▸ Task statement:
Check each line for the string "time" and give only the count of lines that have it.

____ Task material

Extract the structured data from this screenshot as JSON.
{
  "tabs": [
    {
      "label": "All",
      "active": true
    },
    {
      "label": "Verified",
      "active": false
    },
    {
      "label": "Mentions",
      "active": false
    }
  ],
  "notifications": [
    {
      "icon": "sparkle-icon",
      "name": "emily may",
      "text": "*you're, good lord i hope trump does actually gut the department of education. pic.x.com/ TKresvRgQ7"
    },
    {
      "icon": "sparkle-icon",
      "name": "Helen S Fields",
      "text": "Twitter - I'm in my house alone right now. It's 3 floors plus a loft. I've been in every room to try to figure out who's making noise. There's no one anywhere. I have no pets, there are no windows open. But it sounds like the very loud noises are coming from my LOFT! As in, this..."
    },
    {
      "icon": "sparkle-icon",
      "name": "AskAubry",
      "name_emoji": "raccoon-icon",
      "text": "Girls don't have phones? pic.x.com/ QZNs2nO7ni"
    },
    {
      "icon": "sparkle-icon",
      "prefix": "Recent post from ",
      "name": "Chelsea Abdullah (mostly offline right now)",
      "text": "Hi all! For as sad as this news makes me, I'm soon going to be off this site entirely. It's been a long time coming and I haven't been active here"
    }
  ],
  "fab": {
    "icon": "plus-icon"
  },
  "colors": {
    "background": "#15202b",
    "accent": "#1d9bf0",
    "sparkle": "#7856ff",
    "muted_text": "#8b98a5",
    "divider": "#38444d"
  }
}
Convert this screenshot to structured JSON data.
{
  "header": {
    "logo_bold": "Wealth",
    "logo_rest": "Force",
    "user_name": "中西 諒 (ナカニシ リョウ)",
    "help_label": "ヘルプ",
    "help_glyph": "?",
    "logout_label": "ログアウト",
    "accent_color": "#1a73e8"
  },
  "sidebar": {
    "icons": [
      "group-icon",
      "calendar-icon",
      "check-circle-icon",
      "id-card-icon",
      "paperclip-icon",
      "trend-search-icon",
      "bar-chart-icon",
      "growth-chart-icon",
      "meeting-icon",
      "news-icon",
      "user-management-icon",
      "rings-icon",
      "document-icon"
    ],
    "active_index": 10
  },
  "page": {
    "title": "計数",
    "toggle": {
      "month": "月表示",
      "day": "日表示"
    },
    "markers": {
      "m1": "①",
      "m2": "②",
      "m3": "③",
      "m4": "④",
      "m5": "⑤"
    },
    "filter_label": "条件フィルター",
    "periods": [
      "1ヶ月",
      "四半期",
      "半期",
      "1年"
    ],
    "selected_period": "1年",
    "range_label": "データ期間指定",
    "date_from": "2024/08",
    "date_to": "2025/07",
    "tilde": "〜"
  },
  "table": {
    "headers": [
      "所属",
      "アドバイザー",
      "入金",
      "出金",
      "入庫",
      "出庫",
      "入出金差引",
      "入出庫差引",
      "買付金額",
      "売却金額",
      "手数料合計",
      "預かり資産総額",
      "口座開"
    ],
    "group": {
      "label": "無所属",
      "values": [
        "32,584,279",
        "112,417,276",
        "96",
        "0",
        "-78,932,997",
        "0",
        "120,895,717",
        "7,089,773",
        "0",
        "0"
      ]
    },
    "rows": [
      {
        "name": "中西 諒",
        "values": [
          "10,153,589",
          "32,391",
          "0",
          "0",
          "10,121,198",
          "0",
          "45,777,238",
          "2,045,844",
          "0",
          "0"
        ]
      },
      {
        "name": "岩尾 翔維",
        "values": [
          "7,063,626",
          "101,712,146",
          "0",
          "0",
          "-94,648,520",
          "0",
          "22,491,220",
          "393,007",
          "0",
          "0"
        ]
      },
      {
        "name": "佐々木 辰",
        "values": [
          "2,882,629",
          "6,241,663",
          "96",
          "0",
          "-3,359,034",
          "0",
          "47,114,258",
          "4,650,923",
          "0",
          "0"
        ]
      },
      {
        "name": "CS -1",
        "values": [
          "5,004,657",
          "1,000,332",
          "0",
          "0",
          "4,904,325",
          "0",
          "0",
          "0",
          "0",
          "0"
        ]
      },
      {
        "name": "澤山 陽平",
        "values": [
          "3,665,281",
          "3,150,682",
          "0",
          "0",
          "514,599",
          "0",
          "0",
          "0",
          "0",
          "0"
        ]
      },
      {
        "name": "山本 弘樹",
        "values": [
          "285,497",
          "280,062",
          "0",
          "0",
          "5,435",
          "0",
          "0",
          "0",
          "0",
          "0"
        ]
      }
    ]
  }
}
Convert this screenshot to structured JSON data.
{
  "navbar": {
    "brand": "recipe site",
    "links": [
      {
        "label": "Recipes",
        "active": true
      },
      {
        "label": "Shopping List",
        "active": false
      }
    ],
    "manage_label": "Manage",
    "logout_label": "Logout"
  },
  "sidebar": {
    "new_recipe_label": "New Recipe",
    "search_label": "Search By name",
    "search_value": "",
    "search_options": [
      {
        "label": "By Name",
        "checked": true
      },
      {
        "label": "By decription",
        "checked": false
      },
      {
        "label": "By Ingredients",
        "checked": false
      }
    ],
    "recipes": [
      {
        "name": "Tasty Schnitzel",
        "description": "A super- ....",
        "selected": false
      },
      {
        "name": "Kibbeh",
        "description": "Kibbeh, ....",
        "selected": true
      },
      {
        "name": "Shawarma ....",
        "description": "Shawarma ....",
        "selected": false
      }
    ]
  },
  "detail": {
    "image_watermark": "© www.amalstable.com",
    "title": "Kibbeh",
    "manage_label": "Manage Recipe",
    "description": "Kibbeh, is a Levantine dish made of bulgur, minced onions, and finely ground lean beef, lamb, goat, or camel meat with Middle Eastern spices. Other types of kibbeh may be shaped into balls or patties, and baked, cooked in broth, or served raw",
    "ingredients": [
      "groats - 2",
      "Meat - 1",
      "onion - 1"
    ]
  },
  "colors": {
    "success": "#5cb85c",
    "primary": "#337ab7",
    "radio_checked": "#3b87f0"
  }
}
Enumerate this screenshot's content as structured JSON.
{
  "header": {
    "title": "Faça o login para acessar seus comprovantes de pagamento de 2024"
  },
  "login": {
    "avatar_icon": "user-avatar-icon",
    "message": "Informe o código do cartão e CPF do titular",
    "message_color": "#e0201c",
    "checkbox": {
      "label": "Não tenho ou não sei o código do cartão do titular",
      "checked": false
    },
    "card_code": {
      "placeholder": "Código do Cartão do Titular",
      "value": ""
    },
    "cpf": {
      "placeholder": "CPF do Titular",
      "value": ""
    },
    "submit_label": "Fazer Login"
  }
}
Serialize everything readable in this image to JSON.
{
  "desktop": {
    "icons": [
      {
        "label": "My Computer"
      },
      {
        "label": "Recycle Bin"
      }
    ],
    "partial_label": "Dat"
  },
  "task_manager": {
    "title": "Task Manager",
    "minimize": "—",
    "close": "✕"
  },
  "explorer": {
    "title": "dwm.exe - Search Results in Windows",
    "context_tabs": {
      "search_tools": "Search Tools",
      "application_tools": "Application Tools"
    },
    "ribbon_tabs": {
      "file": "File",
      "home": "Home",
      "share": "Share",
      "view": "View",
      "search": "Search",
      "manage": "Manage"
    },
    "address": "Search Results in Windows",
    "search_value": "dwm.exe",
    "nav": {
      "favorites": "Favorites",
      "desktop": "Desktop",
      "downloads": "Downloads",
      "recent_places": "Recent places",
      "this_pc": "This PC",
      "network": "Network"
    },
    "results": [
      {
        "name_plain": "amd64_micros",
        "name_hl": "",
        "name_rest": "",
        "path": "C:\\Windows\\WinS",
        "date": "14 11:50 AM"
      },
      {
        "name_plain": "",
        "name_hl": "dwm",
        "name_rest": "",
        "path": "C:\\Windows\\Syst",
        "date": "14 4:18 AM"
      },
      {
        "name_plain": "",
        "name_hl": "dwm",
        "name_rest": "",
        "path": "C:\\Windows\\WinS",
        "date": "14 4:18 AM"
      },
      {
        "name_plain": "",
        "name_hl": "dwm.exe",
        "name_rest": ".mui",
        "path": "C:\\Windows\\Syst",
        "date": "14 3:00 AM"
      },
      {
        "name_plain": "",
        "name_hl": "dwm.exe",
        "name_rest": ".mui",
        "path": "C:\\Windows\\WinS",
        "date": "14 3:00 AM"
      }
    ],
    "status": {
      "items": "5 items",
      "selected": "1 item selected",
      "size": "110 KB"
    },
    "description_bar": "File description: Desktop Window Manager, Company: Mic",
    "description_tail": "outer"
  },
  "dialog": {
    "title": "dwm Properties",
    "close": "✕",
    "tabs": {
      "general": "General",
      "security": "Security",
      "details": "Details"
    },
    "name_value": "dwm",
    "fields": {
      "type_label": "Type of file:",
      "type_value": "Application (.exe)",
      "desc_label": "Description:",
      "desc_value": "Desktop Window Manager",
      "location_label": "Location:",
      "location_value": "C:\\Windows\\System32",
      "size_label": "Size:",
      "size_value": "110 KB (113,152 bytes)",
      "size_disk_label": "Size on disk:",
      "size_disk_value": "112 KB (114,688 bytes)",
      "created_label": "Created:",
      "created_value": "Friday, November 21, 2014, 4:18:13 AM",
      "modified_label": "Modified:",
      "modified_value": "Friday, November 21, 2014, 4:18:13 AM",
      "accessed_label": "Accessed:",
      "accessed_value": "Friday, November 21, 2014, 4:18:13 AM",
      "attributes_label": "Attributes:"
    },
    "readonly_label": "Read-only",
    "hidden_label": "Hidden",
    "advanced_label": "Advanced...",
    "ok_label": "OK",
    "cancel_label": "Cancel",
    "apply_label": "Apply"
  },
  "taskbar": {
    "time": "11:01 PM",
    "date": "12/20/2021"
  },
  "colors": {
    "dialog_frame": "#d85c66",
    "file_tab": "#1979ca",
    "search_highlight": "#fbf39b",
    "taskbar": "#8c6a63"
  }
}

________

▸ Full response:
2